### Work to complete
List, from the lines below, each one with "title" in it.

== Excerpted records

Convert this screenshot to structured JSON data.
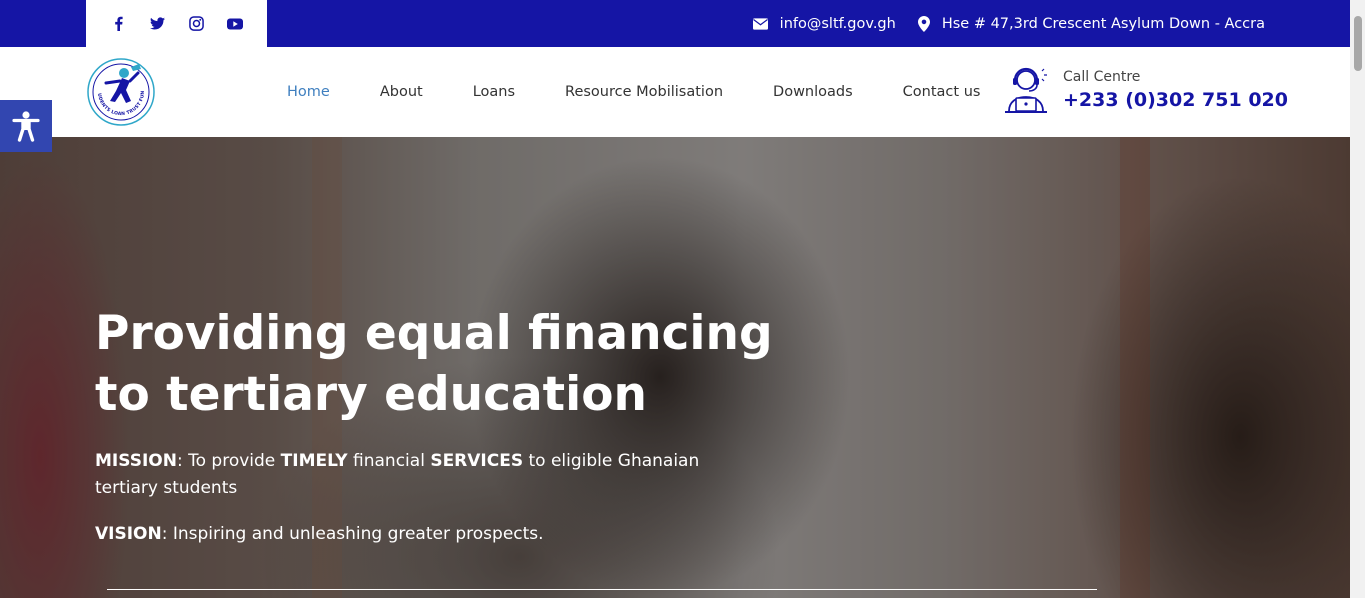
{
  "topbar": {
    "social": [
      "facebook-icon",
      "twitter-icon",
      "instagram-icon",
      "youtube-icon"
    ],
    "email": "info@sltf.gov.gh",
    "address": "Hse # 47,3rd Crescent Asylum Down - Accra"
  },
  "header": {
    "logo_text": "STUDENTS LOAN TRUST FUND",
    "nav": {
      "home": "Home",
      "about": "About",
      "loans": "Loans",
      "resource": "Resource Mobilisation",
      "downloads": "Downloads",
      "contact": "Contact us"
    },
    "call_label": "Call Centre",
    "call_phone": "+233 (0)302 751 020"
  },
  "hero": {
    "title": "Providing equal financing to tertiary education",
    "mission_label": "MISSION",
    "mission_p1": ": To provide ",
    "mission_b1": "TIMELY",
    "mission_p2": " financial ",
    "mission_b2": "SERVICES",
    "mission_p3": " to eligible Ghanaian tertiary students",
    "vision_label": "VISION",
    "vision_text": ": Inspiring and unleashing greater prospects."
  },
  "colors": {
    "brand_blue": "#1515a5",
    "nav_active": "#3f7fbf",
    "accessibility": "#3246b0"
  }
}
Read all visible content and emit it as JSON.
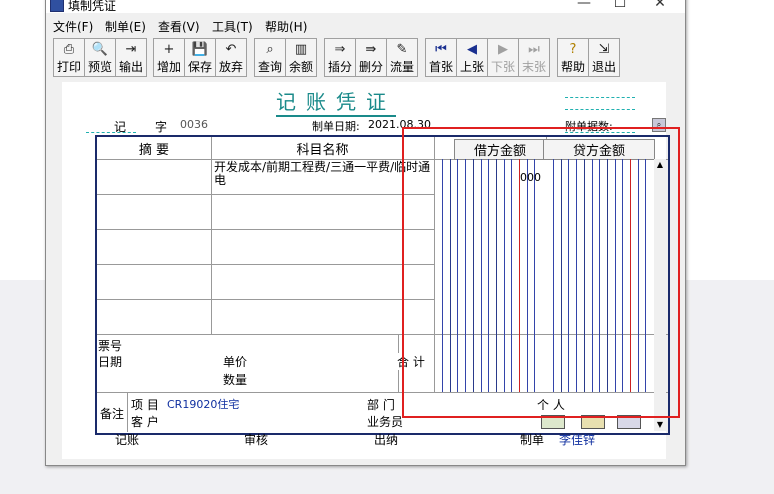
{
  "window": {
    "title": "填制凭证",
    "min": "—",
    "max": "☐",
    "close": "✕"
  },
  "menu": [
    "文件(F)",
    "制单(E)",
    "查看(V)",
    "工具(T)",
    "帮助(H)"
  ],
  "toolbar": [
    {
      "label": "打印",
      "icon": "printer-icon",
      "glyph": "⎙"
    },
    {
      "label": "预览",
      "icon": "preview-icon",
      "glyph": "🔍"
    },
    {
      "label": "输出",
      "icon": "export-icon",
      "glyph": "⇥"
    },
    {
      "label": "增加",
      "icon": "add-icon",
      "glyph": "+"
    },
    {
      "label": "保存",
      "icon": "save-icon",
      "glyph": "💾"
    },
    {
      "label": "放弃",
      "icon": "undo-icon",
      "glyph": "↶"
    },
    {
      "label": "查询",
      "icon": "binoculars-icon",
      "glyph": "⌕"
    },
    {
      "label": "余额",
      "icon": "balance-chart-icon",
      "glyph": "▥"
    },
    {
      "label": "插分",
      "icon": "insert-line-icon",
      "glyph": "⇒"
    },
    {
      "label": "删分",
      "icon": "delete-line-icon",
      "glyph": "⇛"
    },
    {
      "label": "流量",
      "icon": "flow-icon",
      "glyph": "✎"
    },
    {
      "label": "首张",
      "icon": "first-icon",
      "glyph": "⏮"
    },
    {
      "label": "上张",
      "icon": "prev-icon",
      "glyph": "◀"
    },
    {
      "label": "下张",
      "icon": "next-icon",
      "glyph": "▶"
    },
    {
      "label": "末张",
      "icon": "last-icon",
      "glyph": "⏭"
    },
    {
      "label": "帮助",
      "icon": "help-icon",
      "glyph": "?"
    },
    {
      "label": "退出",
      "icon": "exit-icon",
      "glyph": "⇲"
    }
  ],
  "voucher": {
    "title": "记账凭证",
    "type_label": "记",
    "zi_label": "字",
    "number": "0036",
    "date_label": "制单日期:",
    "date": "2021.08.30",
    "attach_label": "附单据数:",
    "headers": {
      "summary": "摘 要",
      "account": "科目名称",
      "debit": "借方金额",
      "credit": "贷方金额"
    },
    "rows": [
      {
        "summary": "",
        "account": "开发成本/前期工程费/三通一平费/临时通电",
        "debit": "000",
        "credit": ""
      }
    ],
    "bill_no_label": "票号",
    "bill_date_label": "日期",
    "unit_price_label": "单价",
    "quantity_label": "数量",
    "total_label": "合 计",
    "notes_label": "备注",
    "project_label": "项  目",
    "project_value": "CR19020住宅",
    "dept_label": "部  门",
    "person_label": "个  人",
    "customer_label": "客  户",
    "salesman_label": "业务员",
    "footer": {
      "bookkeeping": "记账",
      "review": "审核",
      "cashier": "出纳",
      "maker_label": "制单",
      "maker_name": "李佳锌"
    }
  }
}
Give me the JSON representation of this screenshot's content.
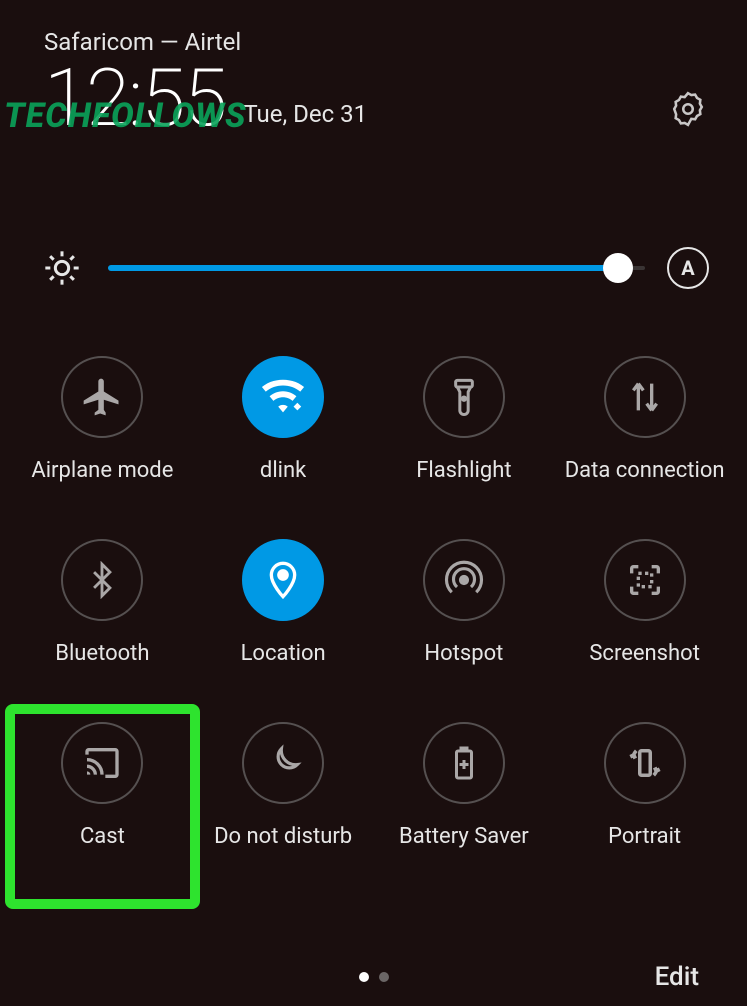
{
  "header": {
    "carrier": "Safaricom — Airtel",
    "time": "12:55",
    "date": "Tue, Dec 31"
  },
  "brightness": {
    "auto_label": "A"
  },
  "tiles": [
    {
      "label": "Airplane mode",
      "active": false
    },
    {
      "label": "dlink",
      "active": true
    },
    {
      "label": "Flashlight",
      "active": false
    },
    {
      "label": "Data connection",
      "active": false
    },
    {
      "label": "Bluetooth",
      "active": false
    },
    {
      "label": "Location",
      "active": true
    },
    {
      "label": "Hotspot",
      "active": false
    },
    {
      "label": "Screenshot",
      "active": false
    },
    {
      "label": "Cast",
      "active": false
    },
    {
      "label": "Do not disturb",
      "active": false
    },
    {
      "label": "Battery Saver",
      "active": false
    },
    {
      "label": "Portrait",
      "active": false
    }
  ],
  "footer": {
    "edit_label": "Edit"
  },
  "watermark": "TECHFOLLOWS"
}
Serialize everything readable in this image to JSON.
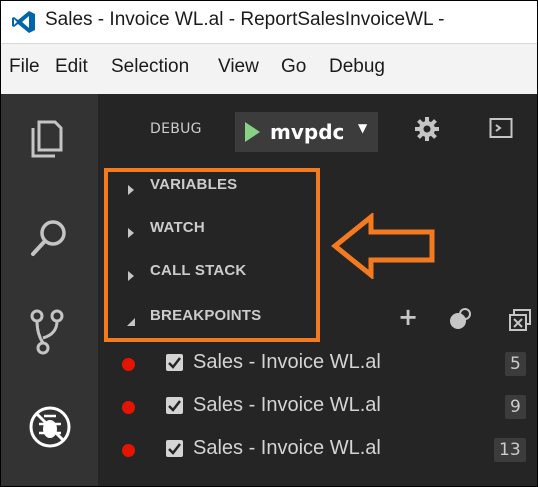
{
  "window": {
    "title": "Sales - Invoice WL.al - ReportSalesInvoiceWL -",
    "app_icon": "visual-studio-code-icon"
  },
  "menu": [
    "File",
    "Edit",
    "Selection",
    "View",
    "Go",
    "Debug"
  ],
  "activity_bar": [
    "explorer-icon",
    "search-icon",
    "source-control-icon",
    "debug-icon"
  ],
  "debug_toolbar": {
    "label": "DEBUG",
    "config_name": "mvpdc",
    "caret": "▼",
    "icons": [
      "play-icon",
      "gear-icon",
      "console-icon"
    ]
  },
  "sections": [
    {
      "label": "VARIABLES",
      "expanded": false
    },
    {
      "label": "WATCH",
      "expanded": false
    },
    {
      "label": "CALL STACK",
      "expanded": false
    },
    {
      "label": "BREAKPOINTS",
      "expanded": true,
      "actions": [
        "+",
        "toggle-breakpoints-icon",
        "remove-all-breakpoints-icon"
      ]
    }
  ],
  "breakpoints": [
    {
      "file": "Sales - Invoice WL.al",
      "line": "5",
      "enabled": true
    },
    {
      "file": "Sales - Invoice WL.al",
      "line": "9",
      "enabled": true
    },
    {
      "file": "Sales - Invoice WL.al",
      "line": "13",
      "enabled": true
    }
  ],
  "annotation": {
    "highlight_color": "#f47a20",
    "arrow_icon": "left-arrow-icon"
  },
  "colors": {
    "sidebar_bg": "#252526",
    "activity_bar_bg": "#333333",
    "play_green": "#89d185",
    "breakpoint_red": "#e51400"
  }
}
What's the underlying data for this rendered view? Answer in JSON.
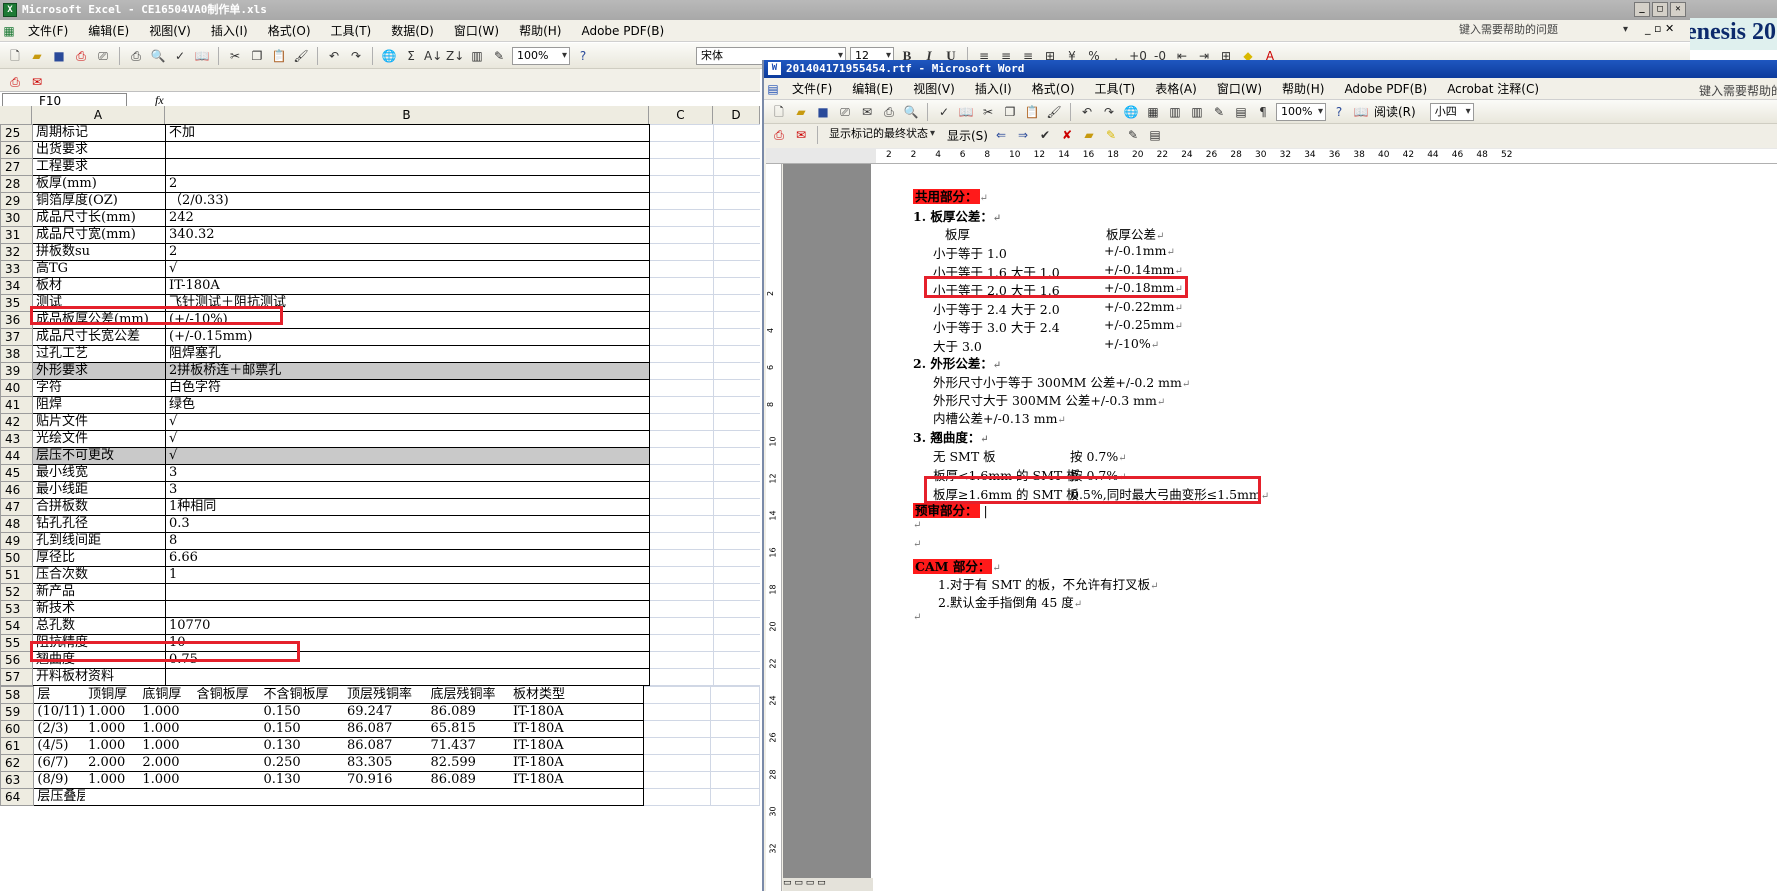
{
  "excel": {
    "title": "Microsoft Excel - CE16504VA0制作单.xls",
    "menu": [
      "文件(F)",
      "编辑(E)",
      "视图(V)",
      "插入(I)",
      "格式(O)",
      "工具(T)",
      "数据(D)",
      "窗口(W)",
      "帮助(H)",
      "Adobe PDF(B)"
    ],
    "help_box": "键入需要帮助的问题",
    "zoom": "100%",
    "font_name": "宋体",
    "font_size": "12",
    "name_box": "F10",
    "fx": "fx",
    "col_headers": [
      "A",
      "B",
      "C",
      "D"
    ],
    "rows": [
      {
        "n": "25",
        "a": "周期标记",
        "b": "不加"
      },
      {
        "n": "26",
        "a": "出货要求",
        "b": ""
      },
      {
        "n": "27",
        "a": "工程要求",
        "b": ""
      },
      {
        "n": "28",
        "a": "板厚(mm)",
        "b": "2"
      },
      {
        "n": "29",
        "a": "铜箔厚度(OZ)",
        "b": "（2/0.33)"
      },
      {
        "n": "30",
        "a": "成品尺寸长(mm)",
        "b": "242"
      },
      {
        "n": "31",
        "a": "成品尺寸宽(mm)",
        "b": "340.32"
      },
      {
        "n": "32",
        "a": "拼板数su",
        "b": "2"
      },
      {
        "n": "33",
        "a": "高TG",
        "b": "√"
      },
      {
        "n": "34",
        "a": "板材",
        "b": "IT-180A"
      },
      {
        "n": "35",
        "a": "测试",
        "b": "飞针测试＋阻抗测试"
      },
      {
        "n": "36",
        "a": "成品板厚公差(mm)",
        "b": "(+/-10%)"
      },
      {
        "n": "37",
        "a": "成品尺寸长宽公差",
        "b": "(+/-0.15mm)"
      },
      {
        "n": "38",
        "a": "过孔工艺",
        "b": "阻焊塞孔"
      },
      {
        "n": "39",
        "a": "外形要求",
        "b": "2拼板桥连＋邮票孔",
        "gray": true
      },
      {
        "n": "40",
        "a": "字符",
        "b": "白色字符"
      },
      {
        "n": "41",
        "a": "阻焊",
        "b": "绿色"
      },
      {
        "n": "42",
        "a": "贴片文件",
        "b": "√"
      },
      {
        "n": "43",
        "a": "光绘文件",
        "b": "√"
      },
      {
        "n": "44",
        "a": "层压不可更改",
        "b": "√",
        "gray": true
      },
      {
        "n": "45",
        "a": "最小线宽",
        "b": "3"
      },
      {
        "n": "46",
        "a": "最小线距",
        "b": "3"
      },
      {
        "n": "47",
        "a": "合拼板数",
        "b": "1种相同"
      },
      {
        "n": "48",
        "a": "钻孔孔径",
        "b": "0.3"
      },
      {
        "n": "49",
        "a": "孔到线间距",
        "b": "8"
      },
      {
        "n": "50",
        "a": "厚径比",
        "b": "6.66"
      },
      {
        "n": "51",
        "a": "压合次数",
        "b": "1"
      },
      {
        "n": "52",
        "a": "新产品",
        "b": ""
      },
      {
        "n": "53",
        "a": "新技术",
        "b": ""
      },
      {
        "n": "54",
        "a": "总孔数",
        "b": "10770"
      },
      {
        "n": "55",
        "a": "阻抗精度",
        "b": "10"
      },
      {
        "n": "56",
        "a": "翘曲度",
        "b": "0.75"
      },
      {
        "n": "57",
        "a": "开料板材资料",
        "b": ""
      }
    ],
    "layer_header": {
      "n": "58",
      "cols": [
        "层",
        "顶铜厚",
        "底铜厚",
        "含铜板厚",
        "不含铜板厚",
        "顶层残铜率",
        "底层残铜率",
        "板材类型"
      ]
    },
    "layer_rows": [
      {
        "n": "59",
        "cols": [
          "(10/11)",
          "1.000",
          "1.000",
          "",
          "0.150",
          "69.247",
          "86.089",
          "IT-180A"
        ]
      },
      {
        "n": "60",
        "cols": [
          "(2/3)",
          "1.000",
          "1.000",
          "",
          "0.150",
          "86.087",
          "65.815",
          "IT-180A"
        ]
      },
      {
        "n": "61",
        "cols": [
          "(4/5)",
          "1.000",
          "1.000",
          "",
          "0.130",
          "86.087",
          "71.437",
          "IT-180A"
        ]
      },
      {
        "n": "62",
        "cols": [
          "(6/7)",
          "2.000",
          "2.000",
          "",
          "0.250",
          "83.305",
          "82.599",
          "IT-180A"
        ]
      },
      {
        "n": "63",
        "cols": [
          "(8/9)",
          "1.000",
          "1.000",
          "",
          "0.130",
          "70.916",
          "86.089",
          "IT-180A"
        ]
      },
      {
        "n": "64",
        "cols": [
          "层压叠层结构",
          "",
          "",
          "",
          "",
          "",
          "",
          ""
        ]
      }
    ]
  },
  "word": {
    "title": "201404171955454.rtf - Microsoft Word",
    "menu": [
      "文件(F)",
      "编辑(E)",
      "视图(V)",
      "插入(I)",
      "格式(O)",
      "工具(T)",
      "表格(A)",
      "窗口(W)",
      "帮助(H)",
      "Adobe PDF(B)",
      "Acrobat 注释(C)"
    ],
    "help_box": "键入需要帮助的问题",
    "zoom": "100%",
    "read_btn": "阅读(R)",
    "font_size": "小四",
    "review_combo": "显示标记的最终状态",
    "show_btn": "显示(S)",
    "ruler_h": [
      "2",
      "2",
      "4",
      "6",
      "8",
      "10",
      "12",
      "14",
      "16",
      "18",
      "20",
      "22",
      "24",
      "26",
      "28",
      "30",
      "32",
      "34",
      "36",
      "38",
      "40",
      "42",
      "44",
      "46",
      "48",
      "52"
    ],
    "ruler_v": [
      "2",
      "4",
      "6",
      "8",
      "10",
      "12",
      "14",
      "16",
      "18",
      "20",
      "22",
      "24",
      "26",
      "28",
      "30",
      "32"
    ],
    "doc": {
      "sec_common": "共用部分：",
      "item1": "1.  板厚公差：",
      "t_head_a": "板厚",
      "t_head_b": "板厚公差",
      "t_rows": [
        {
          "a": "小于等于 1.0",
          "b": "+/-0.1mm"
        },
        {
          "a": "小于等于 1.6 大于 1.0",
          "b": "+/-0.14mm"
        },
        {
          "a": "小于等于 2.0 大于 1.6",
          "b": "+/-0.18mm"
        },
        {
          "a": "小于等于 2.4 大于 2.0",
          "b": "+/-0.22mm"
        },
        {
          "a": "小于等于 3.0 大于 2.4",
          "b": "+/-0.25mm"
        },
        {
          "a": "大于 3.0",
          "b": "+/-10%"
        }
      ],
      "item2": "2.  外形公差：",
      "shape": [
        "外形尺寸小于等于 300MM  公差+/-0.2  mm",
        "外形尺寸大于 300MM      公差+/-0.3  mm",
        "内槽公差+/-0.13  mm"
      ],
      "item3": "3.  翘曲度：",
      "warp": [
        {
          "a": "无 SMT 板",
          "b": "按 0.7%"
        },
        {
          "a": "板厚<1.6mm 的 SMT 板",
          "b": "按 0.7%"
        },
        {
          "a": "板厚≥1.6mm 的 SMT 板",
          "b": "0.5%,同时最大弓曲变形≤1.5mm"
        }
      ],
      "sec_pre": "预审部分：",
      "sec_cam": "CAM 部分：",
      "cam": [
        "1.对于有 SMT 的板，不允许有打叉板",
        "2.默认金手指倒角 45 度"
      ],
      "para_mark": "↵"
    }
  },
  "background_text": "enesis 20",
  "colors": {
    "highlight": "#ff1a1a",
    "box": "#e5202b",
    "title": "#a9a9a9"
  }
}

====

### Solution for this problem
    "title": "Providing equal financing to tertiary education",
    "title": "填制凭证",
    "title": "记账凭证",
    "title": "Sales - Invoice WL.al - ReportSalesInvoiceWL -",
    "title": "Microsoft Excel - CE16504VA0制作单.xls",
    "title": "201404171955454.rtf - Microsoft Word",
    "title": "#a9a9a9"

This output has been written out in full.